(What you are asked to do): Find each line with the string "target" and copy it.

### Material for this exercise ###

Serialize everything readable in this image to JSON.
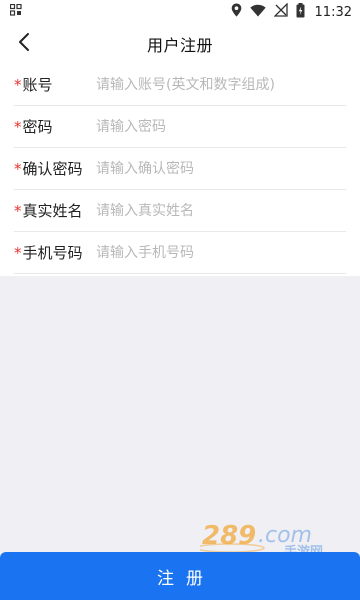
{
  "status_bar": {
    "time": "11:32",
    "icons": [
      "grid-icon",
      "location-icon",
      "wifi-icon",
      "signal-icon",
      "battery-icon"
    ]
  },
  "header": {
    "title": "用户注册",
    "back_icon": "chevron-left-icon"
  },
  "form": {
    "required_mark": "*",
    "fields": [
      {
        "label": "账号",
        "placeholder": "请输入账号(英文和数字组成)",
        "value": ""
      },
      {
        "label": "密码",
        "placeholder": "请输入密码",
        "value": ""
      },
      {
        "label": "确认密码",
        "placeholder": "请输入确认密码",
        "value": ""
      },
      {
        "label": "真实姓名",
        "placeholder": "请输入真实姓名",
        "value": ""
      },
      {
        "label": "手机号码",
        "placeholder": "请输入手机号码",
        "value": ""
      }
    ]
  },
  "watermark": {
    "text": "289.com",
    "subtext": "手游网"
  },
  "submit": {
    "label": "注册"
  },
  "colors": {
    "accent": "#1a73f0",
    "required": "#e8332e",
    "background": "#efeff4",
    "placeholder": "#b8b8b8"
  }
}
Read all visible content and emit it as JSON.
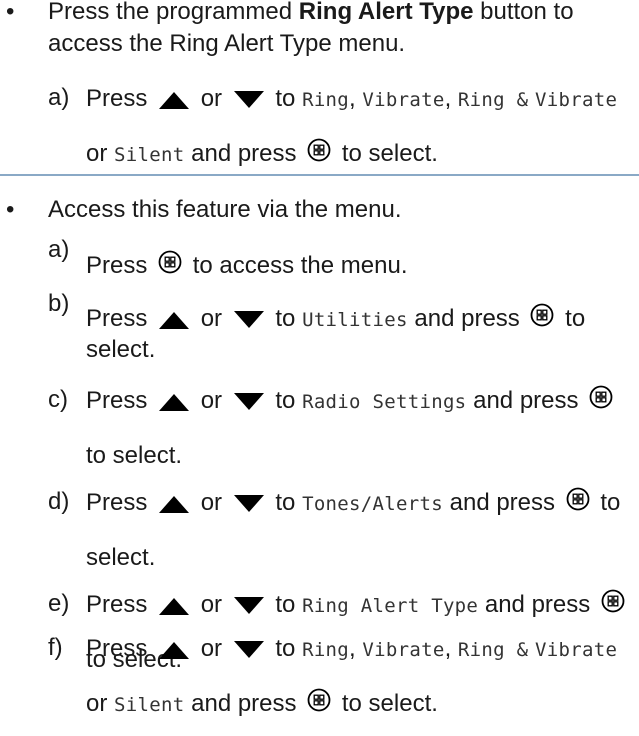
{
  "section1": {
    "bullet": "•",
    "intro_pre": "Press the programmed ",
    "intro_bold": "Ring Alert Type",
    "intro_post": " button to access the Ring Alert Type menu.",
    "step": {
      "marker": "a)",
      "press": "Press",
      "or": "or",
      "to": "to",
      "opt1": "Ring",
      "comma1": ", ",
      "opt2": "Vibrate",
      "comma2": ", ",
      "opt3a": "Ring &",
      "opt3b": "Vibrate",
      "or2": "or",
      "opt4": "Silent",
      "and_press": "and press",
      "to_select": "to select."
    }
  },
  "section2": {
    "bullet": "•",
    "intro": "Access this feature via the menu.",
    "steps": {
      "a": {
        "marker": "a)",
        "press": "Press",
        "rest": "to access the menu."
      },
      "b": {
        "marker": "b)",
        "press": "Press",
        "or": "or",
        "to": "to",
        "target": "Utilities",
        "and_press": "and press",
        "to_select": "to select."
      },
      "c": {
        "marker": "c)",
        "press": "Press",
        "or": "or",
        "to": "to",
        "target": "Radio Settings",
        "and": "and",
        "press2": "press",
        "to_select": "to select."
      },
      "d": {
        "marker": "d)",
        "press": "Press",
        "or": "or",
        "to": "to",
        "target": "Tones/Alerts",
        "and_press": "and press",
        "to_select": "to select."
      },
      "e": {
        "marker": "e)",
        "press": "Press",
        "or": "or",
        "to": "to",
        "target": "Ring Alert Type",
        "and": "and",
        "press2": "press",
        "to_select": "to select."
      },
      "f": {
        "marker": "f)",
        "press": "Press",
        "or": "or",
        "to": "to",
        "opt1": "Ring",
        "comma1": ", ",
        "opt2": "Vibrate",
        "comma2": ", ",
        "opt3a": "Ring &",
        "opt3b": "Vibrate",
        "or2": "or",
        "opt4": "Silent",
        "and_press": "and press",
        "to_select": "to select."
      }
    }
  },
  "icons": {
    "up": "up-arrow-icon",
    "down": "down-arrow-icon",
    "menu_ok": "menu-ok-button-icon"
  }
}
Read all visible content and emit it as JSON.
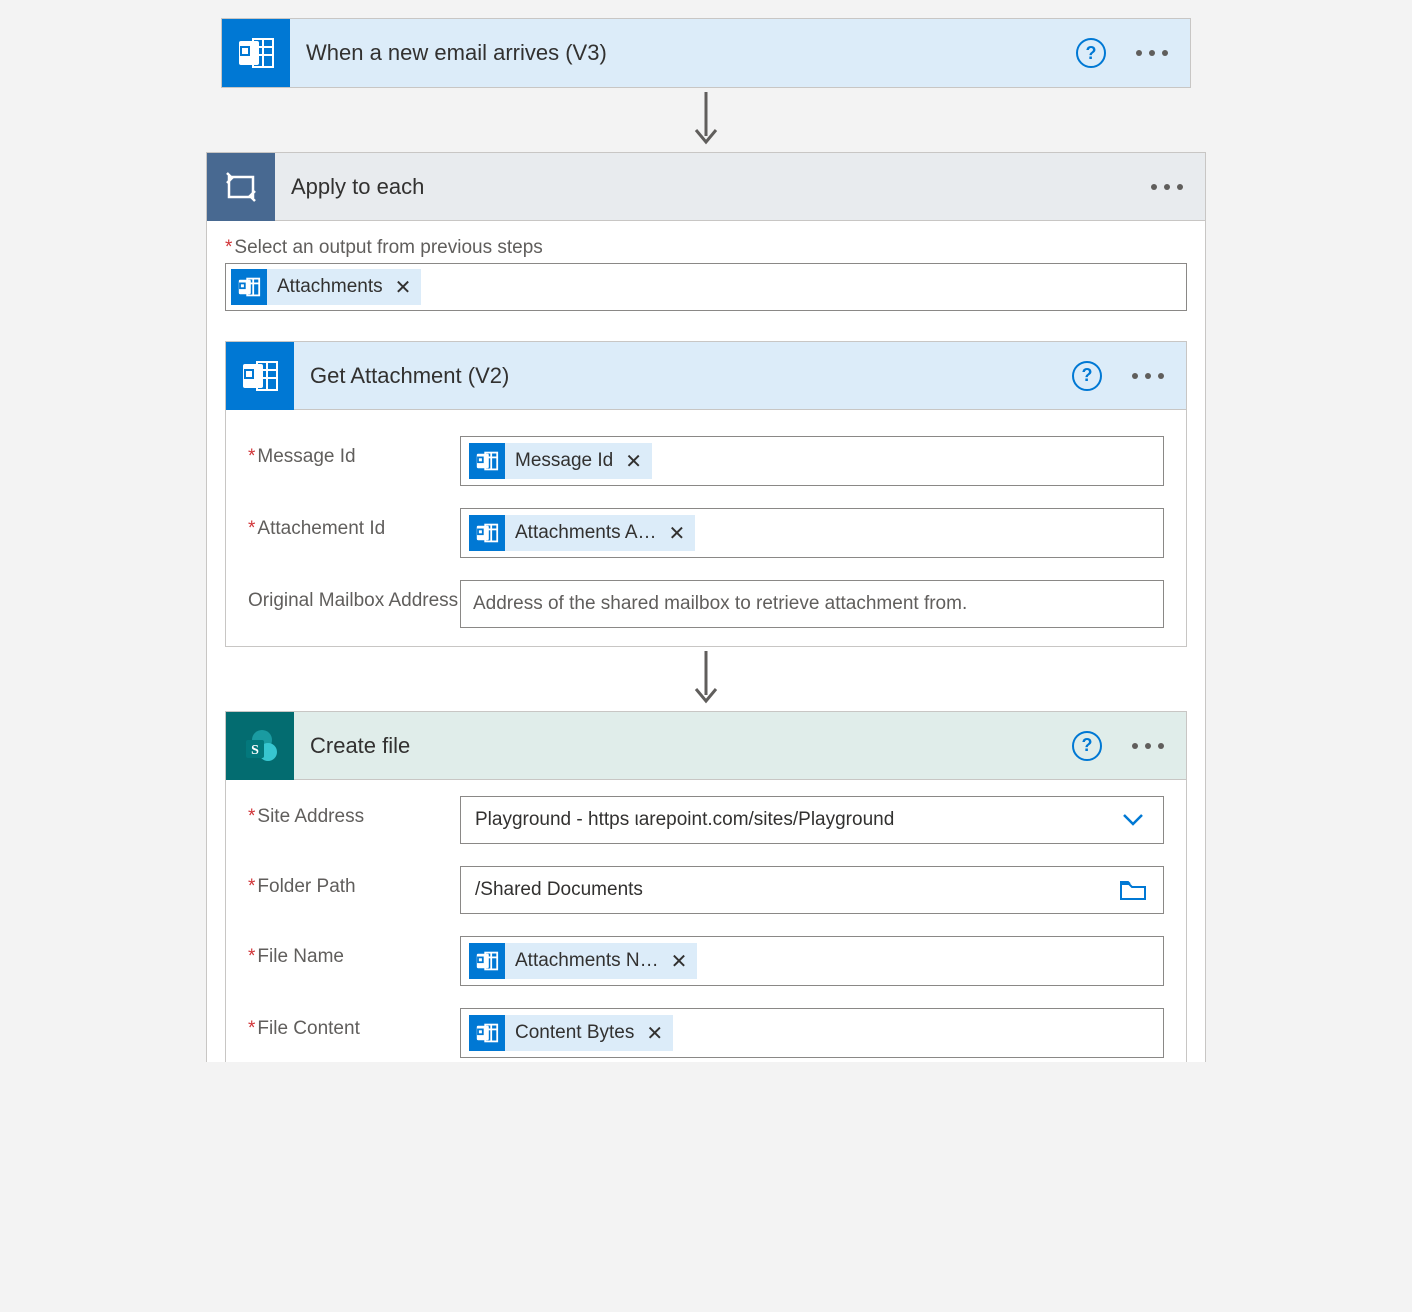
{
  "trigger": {
    "title": "When a new email arrives (V3)"
  },
  "apply_to_each": {
    "title": "Apply to each",
    "select_label": "Select an output from previous steps",
    "select_token": "Attachments"
  },
  "get_attachment": {
    "title": "Get Attachment (V2)",
    "fields": {
      "message_id": {
        "label": "Message Id",
        "token": "Message Id"
      },
      "attachment_id": {
        "label": "Attachement Id",
        "token": "Attachments A…"
      },
      "mailbox": {
        "label": "Original Mailbox Address",
        "placeholder": "Address of the shared mailbox to retrieve attachment from."
      }
    }
  },
  "create_file": {
    "title": "Create file",
    "fields": {
      "site": {
        "label": "Site Address",
        "value": "Playground - https                           ιarepoint.com/sites/Playground"
      },
      "folder": {
        "label": "Folder Path",
        "value": "/Shared Documents"
      },
      "file_name": {
        "label": "File Name",
        "token": "Attachments N…"
      },
      "file_content": {
        "label": "File Content",
        "token": "Content Bytes"
      }
    }
  }
}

###

(Task response):
        "target": "Utilities",
        "target": "Radio Settings",
        "target": "Tones/Alerts",
        "target": "Ring Alert Type",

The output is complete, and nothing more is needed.